⟨

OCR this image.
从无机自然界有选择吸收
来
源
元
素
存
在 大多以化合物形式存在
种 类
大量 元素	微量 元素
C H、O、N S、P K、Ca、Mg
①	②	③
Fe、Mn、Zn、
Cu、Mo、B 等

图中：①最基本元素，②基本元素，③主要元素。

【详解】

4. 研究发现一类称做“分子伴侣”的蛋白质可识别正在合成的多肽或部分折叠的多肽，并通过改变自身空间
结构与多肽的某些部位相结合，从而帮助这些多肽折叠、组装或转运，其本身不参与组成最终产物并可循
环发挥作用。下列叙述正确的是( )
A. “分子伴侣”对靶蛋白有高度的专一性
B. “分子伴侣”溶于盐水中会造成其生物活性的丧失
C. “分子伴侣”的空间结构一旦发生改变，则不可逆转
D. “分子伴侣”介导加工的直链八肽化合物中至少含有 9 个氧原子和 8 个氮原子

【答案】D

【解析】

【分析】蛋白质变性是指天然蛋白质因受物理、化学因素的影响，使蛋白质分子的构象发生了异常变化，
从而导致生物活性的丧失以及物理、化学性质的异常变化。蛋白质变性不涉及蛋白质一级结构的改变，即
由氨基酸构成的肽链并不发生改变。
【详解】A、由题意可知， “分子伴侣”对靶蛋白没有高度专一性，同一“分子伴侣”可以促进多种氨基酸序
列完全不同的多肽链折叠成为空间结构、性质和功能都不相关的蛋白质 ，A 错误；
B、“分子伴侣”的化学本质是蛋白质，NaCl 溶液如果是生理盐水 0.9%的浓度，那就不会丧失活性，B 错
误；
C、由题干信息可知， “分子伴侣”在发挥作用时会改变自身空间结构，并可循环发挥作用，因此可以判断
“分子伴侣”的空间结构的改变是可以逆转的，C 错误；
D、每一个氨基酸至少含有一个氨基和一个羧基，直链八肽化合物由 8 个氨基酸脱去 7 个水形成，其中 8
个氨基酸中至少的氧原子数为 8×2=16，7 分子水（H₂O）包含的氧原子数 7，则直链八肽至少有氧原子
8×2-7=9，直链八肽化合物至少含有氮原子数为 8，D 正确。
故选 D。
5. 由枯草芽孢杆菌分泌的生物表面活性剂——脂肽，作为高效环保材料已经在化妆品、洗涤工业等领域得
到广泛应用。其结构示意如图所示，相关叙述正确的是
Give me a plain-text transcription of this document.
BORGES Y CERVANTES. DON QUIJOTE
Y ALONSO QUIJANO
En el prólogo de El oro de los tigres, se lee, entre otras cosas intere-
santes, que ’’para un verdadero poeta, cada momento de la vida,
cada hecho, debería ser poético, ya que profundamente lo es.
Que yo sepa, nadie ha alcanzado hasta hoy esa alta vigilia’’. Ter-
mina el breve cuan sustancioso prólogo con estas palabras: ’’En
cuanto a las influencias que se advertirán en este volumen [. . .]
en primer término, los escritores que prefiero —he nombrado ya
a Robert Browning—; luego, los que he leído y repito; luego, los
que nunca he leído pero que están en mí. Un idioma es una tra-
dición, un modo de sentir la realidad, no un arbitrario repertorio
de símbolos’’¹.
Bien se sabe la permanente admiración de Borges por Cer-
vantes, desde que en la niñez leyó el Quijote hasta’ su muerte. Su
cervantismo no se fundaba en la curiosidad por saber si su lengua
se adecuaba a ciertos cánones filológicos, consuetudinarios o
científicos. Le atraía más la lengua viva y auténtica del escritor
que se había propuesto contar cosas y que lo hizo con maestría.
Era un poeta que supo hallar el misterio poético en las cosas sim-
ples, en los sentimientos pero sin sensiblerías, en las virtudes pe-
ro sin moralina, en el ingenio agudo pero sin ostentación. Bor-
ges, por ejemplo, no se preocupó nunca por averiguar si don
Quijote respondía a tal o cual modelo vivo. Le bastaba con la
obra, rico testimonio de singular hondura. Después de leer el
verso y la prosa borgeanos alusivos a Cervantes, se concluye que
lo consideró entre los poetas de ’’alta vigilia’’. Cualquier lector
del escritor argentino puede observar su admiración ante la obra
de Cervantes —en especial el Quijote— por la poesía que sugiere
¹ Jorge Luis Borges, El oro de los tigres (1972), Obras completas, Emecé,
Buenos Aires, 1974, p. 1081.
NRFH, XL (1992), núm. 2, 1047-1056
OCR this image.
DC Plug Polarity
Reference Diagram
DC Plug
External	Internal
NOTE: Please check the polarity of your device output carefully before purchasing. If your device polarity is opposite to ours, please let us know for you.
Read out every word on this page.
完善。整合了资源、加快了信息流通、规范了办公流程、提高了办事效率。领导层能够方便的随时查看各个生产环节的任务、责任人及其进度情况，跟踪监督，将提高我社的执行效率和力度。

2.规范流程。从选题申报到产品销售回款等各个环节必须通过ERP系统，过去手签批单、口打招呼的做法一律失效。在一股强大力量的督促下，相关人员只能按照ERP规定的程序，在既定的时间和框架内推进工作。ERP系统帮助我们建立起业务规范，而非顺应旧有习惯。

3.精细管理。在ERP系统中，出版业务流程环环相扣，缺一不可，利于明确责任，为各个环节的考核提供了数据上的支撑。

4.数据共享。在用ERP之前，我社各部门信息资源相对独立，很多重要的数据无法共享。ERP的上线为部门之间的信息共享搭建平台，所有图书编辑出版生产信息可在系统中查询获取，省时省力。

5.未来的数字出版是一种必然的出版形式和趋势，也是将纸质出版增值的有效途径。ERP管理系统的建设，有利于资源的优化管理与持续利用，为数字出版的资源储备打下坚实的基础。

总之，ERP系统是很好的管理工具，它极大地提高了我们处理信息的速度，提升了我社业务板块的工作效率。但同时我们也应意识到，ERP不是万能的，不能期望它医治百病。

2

⟩

OBJECTIVE: Extract the entries above verbatim.

FULL OUTPUT:
OCR this image.
从无机自然界有选择吸收
来
源
元
素
存
在 大多以化合物形式存在
种 类
大量 元素	微量 元素
C H、O、N S、P K、Ca、Mg
①	②	③
Fe、Mn、Zn、
Cu、Mo、B 等

图中：①最基本元素，②基本元素，③主要元素。

【详解】

4. 研究发现一类称做“分子伴侣”的蛋白质可识别正在合成的多肽或部分折叠的多肽，并通过改变自身空间
结构与多肽的某些部位相结合，从而帮助这些多肽折叠、组装或转运，其本身不参与组成最终产物并可循
环发挥作用。下列叙述正确的是( )
A. “分子伴侣”对靶蛋白有高度的专一性
B. “分子伴侣”溶于盐水中会造成其生物活性的丧失
C. “分子伴侣”的空间结构一旦发生改变，则不可逆转
D. “分子伴侣”介导加工的直链八肽化合物中至少含有 9 个氧原子和 8 个氮原子

【答案】D

【解析】

【分析】蛋白质变性是指天然蛋白质因受物理、化学因素的影响，使蛋白质分子的构象发生了异常变化，
从而导致生物活性的丧失以及物理、化学性质的异常变化。蛋白质变性不涉及蛋白质一级结构的改变，即
由氨基酸构成的肽链并不发生改变。
【详解】A、由题意可知， “分子伴侣”对靶蛋白没有高度专一性，同一“分子伴侣”可以促进多种氨基酸序
列完全不同的多肽链折叠成为空间结构、性质和功能都不相关的蛋白质 ，A 错误；
B、“分子伴侣”的化学本质是蛋白质，NaCl 溶液如果是生理盐水 0.9%的浓度，那就不会丧失活性，B 错
误；
C、由题干信息可知， “分子伴侣”在发挥作用时会改变自身空间结构，并可循环发挥作用，因此可以判断
“分子伴侣”的空间结构的改变是可以逆转的，C 错误；
D、每一个氨基酸至少含有一个氨基和一个羧基，直链八肽化合物由 8 个氨基酸脱去 7 个水形成，其中 8
个氨基酸中至少的氧原子数为 8×2=16，7 分子水（H₂O）包含的氧原子数 7，则直链八肽至少有氧原子
8×2-7=9，直链八肽化合物至少含有氮原子数为 8，D 正确。
故选 D。
5. 由枯草芽孢杆菌分泌的生物表面活性剂——脂肽，作为高效环保材料已经在化妆品、洗涤工业等领域得
到广泛应用。其结构示意如图所示，相关叙述正确的是
Give me a plain-text transcription of this document.
BORGES Y CERVANTES. DON QUIJOTE
Y ALONSO QUIJANO
En el prólogo de El oro de los tigres, se lee, entre otras cosas intere-
santes, que ’’para un verdadero poeta, cada momento de la vida,
cada hecho, debería ser poético, ya que profundamente lo es.
Que yo sepa, nadie ha alcanzado hasta hoy esa alta vigilia’’. Ter-
mina el breve cuan sustancioso prólogo con estas palabras: ’’En
cuanto a las influencias que se advertirán en este volumen [. . .]
en primer término, los escritores que prefiero —he nombrado ya
a Robert Browning—; luego, los que he leído y repito; luego, los
que nunca he leído pero que están en mí. Un idioma es una tra-
dición, un modo de sentir la realidad, no un arbitrario repertorio
de símbolos’’¹.
Bien se sabe la permanente admiración de Borges por Cer-
vantes, desde que en la niñez leyó el Quijote hasta’ su muerte. Su
cervantismo no se fundaba en la curiosidad por saber si su lengua
se adecuaba a ciertos cánones filológicos, consuetudinarios o
científicos. Le atraía más la lengua viva y auténtica del escritor
que se había propuesto contar cosas y que lo hizo con maestría.
Era un poeta que supo hallar el misterio poético en las cosas sim-
ples, en los sentimientos pero sin sensiblerías, en las virtudes pe-
ro sin moralina, en el ingenio agudo pero sin ostentación. Bor-
ges, por ejemplo, no se preocupó nunca por averiguar si don
Quijote respondía a tal o cual modelo vivo. Le bastaba con la
obra, rico testimonio de singular hondura. Después de leer el
verso y la prosa borgeanos alusivos a Cervantes, se concluye que
lo consideró entre los poetas de ’’alta vigilia’’. Cualquier lector
del escritor argentino puede observar su admiración ante la obra
de Cervantes —en especial el Quijote— por la poesía que sugiere
¹ Jorge Luis Borges, El oro de los tigres (1972), Obras completas, Emecé,
Buenos Aires, 1974, p. 1081.
NRFH, XL (1992), núm. 2, 1047-1056
OCR this image.
DC Plug Polarity
Reference Diagram
DC Plug
External	Internal
NOTE: Please check the polarity of your device output carefully before purchasing. If your device polarity is opposite to ours, please let us know for you.
Read out every word on this page.
完善。整合了资源、加快了信息流通、规范了办公流程、提高了办事效率。领导层能够方便的随时查看各个生产环节的任务、责任人及其进度情况，跟踪监督，将提高我社的执行效率和力度。

2.规范流程。从选题申报到产品销售回款等各个环节必须通过ERP系统，过去手签批单、口打招呼的做法一律失效。在一股强大力量的督促下，相关人员只能按照ERP规定的程序，在既定的时间和框架内推进工作。ERP系统帮助我们建立起业务规范，而非顺应旧有习惯。

3.精细管理。在ERP系统中，出版业务流程环环相扣，缺一不可，利于明确责任，为各个环节的考核提供了数据上的支撑。

4.数据共享。在用ERP之前，我社各部门信息资源相对独立，很多重要的数据无法共享。ERP的上线为部门之间的信息共享搭建平台，所有图书编辑出版生产信息可在系统中查询获取，省时省力。

5.未来的数字出版是一种必然的出版形式和趋势，也是将纸质出版增值的有效途径。ERP管理系统的建设，有利于资源的优化管理与持续利用，为数字出版的资源储备打下坚实的基础。

总之，ERP系统是很好的管理工具，它极大地提高了我们处理信息的速度，提升了我社业务板块的工作效率。但同时我们也应意识到，ERP不是万能的，不能期望它医治百病。

2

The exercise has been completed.